_Work to do:_ Please output every line of the material as it stands, without the pictures.

-- start Extracted data --

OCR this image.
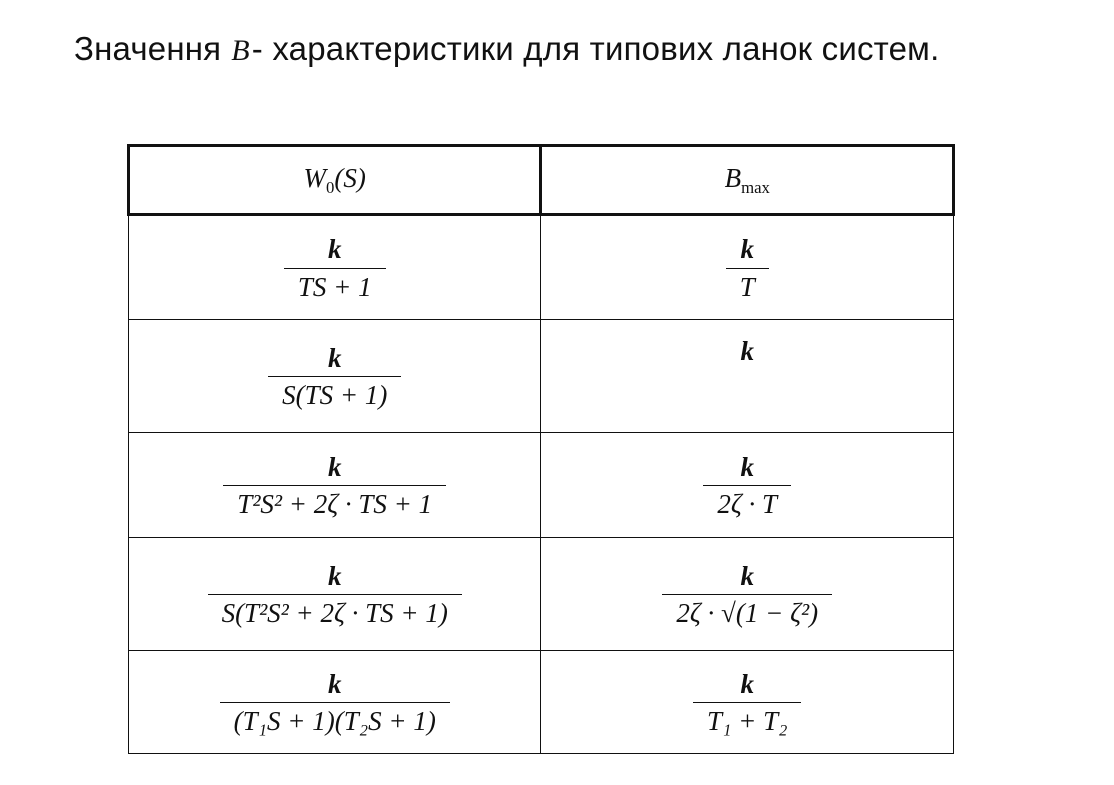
Значення B- характеристики для типових ланок систем.
$W_0(S)$	$B_{max}$

$\frac{k}{TS + 1}$	$\frac{k}{T}$

$\frac{k}{S(TS + 1)}$	k

$\frac{k}{\text{T²S² + 2ζ · TS + 1}}$	$\frac{k}{2\zeta \cdot T}$

$\frac{k}{\text{S(T²S² + 2ζ · TS + 1)}}$	$\frac{k}{\text{2ζ · √(1 − ζ²)}}$

$\frac{k}{\text{(T₁S + 1)(T₂S + 1)}}$	$\frac{k}{\text{T₁ + T₂}}$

-- end Extracted data --

_The reply:_
OCR this image.
Значення B- характеристики для типових ланок систем.
$W_0(S)$	$B_{max}$

$\frac{k}{TS + 1}$	$\frac{k}{T}$

$\frac{k}{S(TS + 1)}$	k

$\frac{k}{\text{T²S² + 2ζ · TS + 1}}$	$\frac{k}{2\zeta \cdot T}$

$\frac{k}{\text{S(T²S² + 2ζ · TS + 1)}}$	$\frac{k}{\text{2ζ · √(1 − ζ²)}}$

$\frac{k}{\text{(T₁S + 1)(T₂S + 1)}}$	$\frac{k}{\text{T₁ + T₂}}$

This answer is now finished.